**Task description**
Retype the part of the data that opens with the line containing "chat-badge-icon bbox=[1029, 305, 1039, 315]" and closes with the line containing "follow-suggestion[interactable]: 먼지♡ @dxstty", both lines included.

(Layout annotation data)
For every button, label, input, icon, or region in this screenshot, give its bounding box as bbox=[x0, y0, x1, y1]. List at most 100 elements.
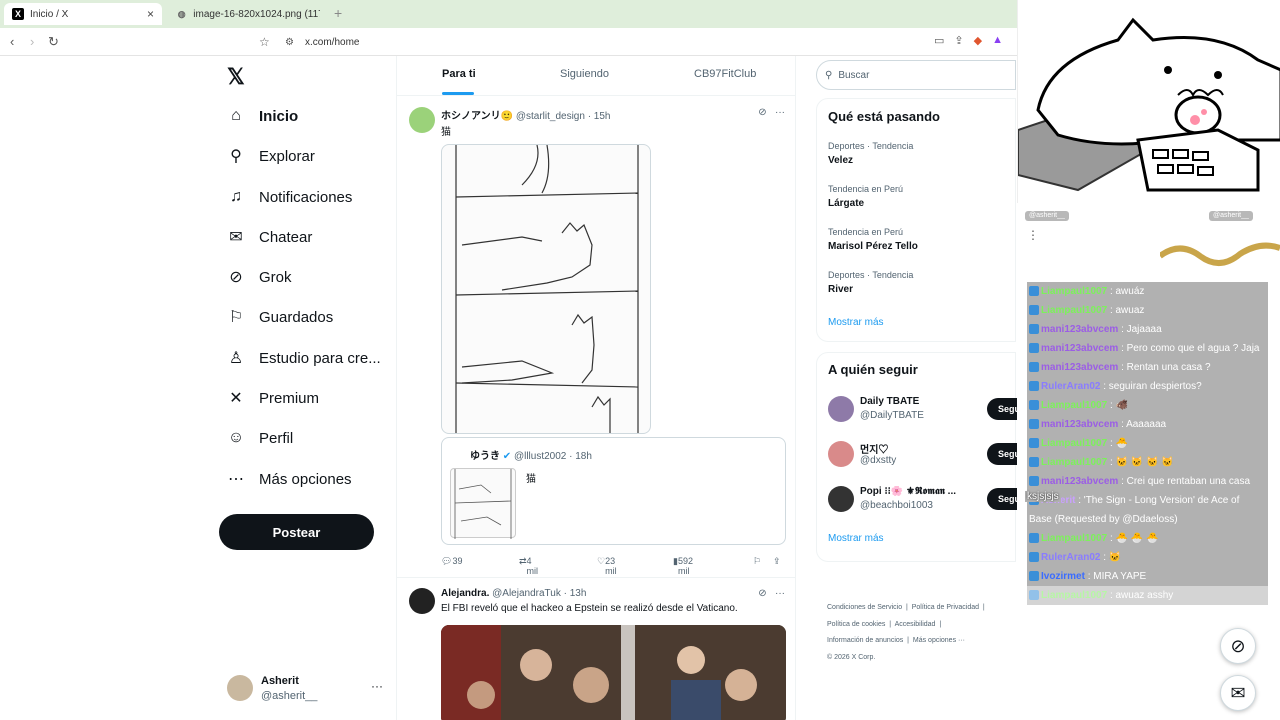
chat-badge-icon bbox=[1029, 305, 1039, 315]
x-logo-icon[interactable]: 𝕏 bbox=[227, 64, 245, 90]
share-icon[interactable]: ⇪ bbox=[954, 34, 963, 47]
post-button[interactable]: Postear bbox=[219, 514, 374, 550]
bookmark-icon[interactable]: ☆ bbox=[259, 35, 270, 49]
nav-item-9[interactable]: ⋯ Más opciones bbox=[227, 465, 352, 493]
follow-suggestion[interactable]: Daily TBATE @DailyTBATE Seguir bbox=[828, 396, 1017, 426]
chat-badge-icon bbox=[1029, 438, 1039, 448]
account-switcher[interactable]: Asherit @asherit__ ··· bbox=[227, 675, 387, 705]
footer-link[interactable]: Accesibilidad bbox=[895, 621, 936, 628]
more-icon[interactable]: ··· bbox=[371, 679, 383, 693]
search-input[interactable]: ⚲ Buscar bbox=[816, 60, 1016, 90]
follow-suggestion[interactable]: 먼지♡ @dxstty Seguir bbox=[828, 441, 1017, 471]
more-icon[interactable]: ⋮ bbox=[1027, 228, 1039, 242]
grok-fab-button[interactable]: ⊘ bbox=[1220, 628, 1256, 664]
author-handle[interactable]: @AlejandraTuk · 13h bbox=[492, 588, 586, 599]
tab-title: Inicio / X bbox=[30, 8, 69, 20]
footer-links: Condiciones de Servicio | Política de Pr… bbox=[827, 604, 985, 661]
address-bar[interactable]: ☆ ⚙ x.com/home bbox=[255, 32, 1000, 52]
trend-item[interactable]: Deportes · Tendencia Velez bbox=[828, 141, 913, 166]
chat-badge-icon bbox=[1029, 400, 1039, 410]
show-more-follow[interactable]: Mostrar más bbox=[828, 533, 884, 544]
follow-suggestion[interactable]: Popi ⁝⁝🌸 ⚜𝕽𝖔𝖒𝖆𝖓 ... @beachboi1003 Seguir bbox=[828, 486, 1017, 516]
chat-text: : Aaaaaaa bbox=[1121, 419, 1167, 430]
author-name[interactable]: Alejandra. bbox=[441, 588, 489, 599]
follow-button[interactable]: Seguir bbox=[987, 398, 1017, 420]
avatar[interactable] bbox=[409, 588, 435, 614]
share-icon[interactable]: ⇪ bbox=[773, 556, 781, 567]
trend-item[interactable]: Deportes · Tendencia River bbox=[828, 270, 913, 295]
close-tab-icon[interactable]: × bbox=[147, 7, 154, 21]
messages-fab-button[interactable]: ✉ bbox=[1220, 675, 1256, 711]
nav-item-1[interactable]: ⚲ Explorar bbox=[227, 142, 315, 170]
nav-item-4[interactable]: ⊘ Grok bbox=[227, 263, 291, 291]
trend-item[interactable]: Tendencia en Perú Marisol Pérez Tello bbox=[828, 227, 918, 252]
chat-username: mani123abvcem bbox=[1041, 324, 1119, 335]
mail-icon: ✉ bbox=[1230, 682, 1246, 703]
grok-icon[interactable]: ⊘ bbox=[758, 107, 766, 118]
tab-para-ti[interactable]: Para ti bbox=[442, 68, 476, 80]
tab-image[interactable]: ◍ image-16-820x1024.png (1179×147… bbox=[168, 3, 328, 25]
chat-badge-icon bbox=[1029, 590, 1039, 600]
tweet-menu: ⊘ ··· bbox=[758, 588, 785, 599]
avatar[interactable] bbox=[409, 107, 435, 133]
nav-item-7[interactable]: ✕ Premium bbox=[227, 384, 319, 412]
triangle-icon[interactable]: ▲ bbox=[992, 34, 1003, 47]
footer-link[interactable]: Condiciones de Servicio bbox=[827, 604, 902, 611]
footer-link[interactable]: Política de cookies bbox=[827, 621, 885, 628]
reload-icon[interactable]: ↻ bbox=[48, 34, 59, 50]
chat-text: : Jajaaaa bbox=[1121, 324, 1162, 335]
chat-username: Liampaul1007 bbox=[1041, 286, 1108, 297]
nav-item-0[interactable]: ⌂ Inicio bbox=[227, 102, 298, 130]
nav-label: Perfil bbox=[259, 429, 294, 447]
forward-icon[interactable]: › bbox=[30, 34, 34, 49]
back-icon[interactable]: ‹ bbox=[10, 34, 14, 49]
quoted-tweet[interactable]: ゆうき ✔ @lllust2002 · 18h 猫 bbox=[441, 437, 786, 545]
site-info-icon[interactable]: ⚙ bbox=[285, 37, 294, 48]
grok-icon[interactable]: ⊘ bbox=[758, 588, 766, 599]
tweet-image[interactable] bbox=[441, 144, 651, 434]
more-icon[interactable]: ··· bbox=[775, 588, 785, 599]
screen-icon[interactable]: ▭ bbox=[934, 34, 944, 47]
tweet-photo[interactable] bbox=[441, 625, 786, 720]
nav-label: Estudio para cre... bbox=[259, 349, 381, 367]
author-handle[interactable]: @starlit_design · 15h bbox=[516, 111, 611, 122]
trend-item[interactable]: Tendencia en Perú Lárgate bbox=[828, 184, 903, 209]
views-button[interactable]: ▮ 592 mil bbox=[673, 556, 693, 576]
follow-button[interactable]: Seguir bbox=[987, 488, 1017, 510]
nav-item-6[interactable]: ♙ Estudio para cre... bbox=[227, 344, 381, 372]
chat-badge-icon bbox=[1029, 286, 1039, 296]
repost-button[interactable]: ⇄ 4 mil bbox=[519, 556, 538, 576]
chat-message: Liampaul1007 : awuaz bbox=[1027, 301, 1268, 320]
show-more-trends[interactable]: Mostrar más bbox=[828, 317, 884, 328]
reply-button[interactable]: 💬︎ 39 bbox=[441, 556, 462, 567]
tab-siguiendo[interactable]: Siguiendo bbox=[560, 68, 609, 80]
account-name: Asherit bbox=[261, 675, 299, 687]
follow-button[interactable]: Seguir bbox=[987, 443, 1017, 465]
toolbar-icons: ▭ ⇪ ◆ ▲ bbox=[934, 34, 1003, 47]
footer-link[interactable]: Más opciones ··· bbox=[913, 637, 965, 644]
chat-username: Liampaul1007 bbox=[1041, 590, 1108, 601]
chat-username: Liampaul1007 bbox=[1041, 305, 1108, 316]
chat-text: : Crei que rentaban una casa bbox=[1121, 476, 1251, 487]
more-icon[interactable]: ··· bbox=[775, 107, 785, 118]
nav-item-8[interactable]: ☺ Perfil bbox=[227, 424, 293, 452]
author-name[interactable]: ホシノアンリ🙂 bbox=[441, 111, 513, 122]
x-favicon-icon: X bbox=[12, 8, 24, 20]
chat-message: Liampaul1007 : 🐱 🐱 🐱 🐱 bbox=[1027, 453, 1268, 472]
chat-username: mani123abvcem bbox=[1041, 419, 1119, 430]
new-tab-icon[interactable]: + bbox=[334, 5, 342, 21]
nav-label: Chatear bbox=[259, 228, 313, 246]
nav-item-2[interactable]: ♫ Notificaciones bbox=[227, 183, 352, 211]
like-button[interactable]: ♡ 23 mil bbox=[597, 556, 617, 576]
tweet[interactable]: ホシノアンリ🙂 @starlit_design · 15h ⊘ ··· 猫 ゆう… bbox=[397, 104, 795, 580]
nav-item-5[interactable]: ⚐ Guardados bbox=[227, 303, 333, 331]
bookmark-icon[interactable]: ⚐ bbox=[753, 556, 761, 567]
footer-link[interactable]: Política de Privacidad bbox=[912, 604, 979, 611]
trends-title: Qué está pasando bbox=[828, 109, 940, 124]
nav-item-3[interactable]: ✉ Chatear bbox=[227, 223, 312, 251]
shield-icon[interactable]: ◆ bbox=[974, 34, 982, 47]
tab-cb97fitclub[interactable]: CB97FitClub bbox=[694, 68, 756, 80]
chat-username: mani123abvcem bbox=[1041, 343, 1119, 354]
tab-active[interactable]: X Inicio / X × bbox=[4, 3, 162, 25]
footer-link[interactable]: Información de anuncios bbox=[827, 637, 903, 644]
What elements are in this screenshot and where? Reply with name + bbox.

**The result**
chat-badge-icon bbox=[1029, 305, 1039, 315]
x-logo-icon[interactable]: 𝕏 bbox=[227, 64, 245, 90]
share-icon[interactable]: ⇪ bbox=[954, 34, 963, 47]
post-button[interactable]: Postear bbox=[219, 514, 374, 550]
bookmark-icon[interactable]: ☆ bbox=[259, 35, 270, 49]
nav-item-9[interactable]: ⋯ Más opciones bbox=[227, 465, 352, 493]
follow-suggestion[interactable]: Daily TBATE @DailyTBATE Seguir bbox=[828, 396, 1017, 426]
chat-badge-icon bbox=[1029, 438, 1039, 448]
account-switcher[interactable]: Asherit @asherit__ ··· bbox=[227, 675, 387, 705]
footer-link[interactable]: Accesibilidad bbox=[895, 621, 936, 628]
more-icon[interactable]: ··· bbox=[371, 679, 383, 693]
search-input[interactable]: ⚲ Buscar bbox=[816, 60, 1016, 90]
follow-suggestion[interactable]: 먼지♡ @dxstty Seguir bbox=[828, 441, 1017, 471]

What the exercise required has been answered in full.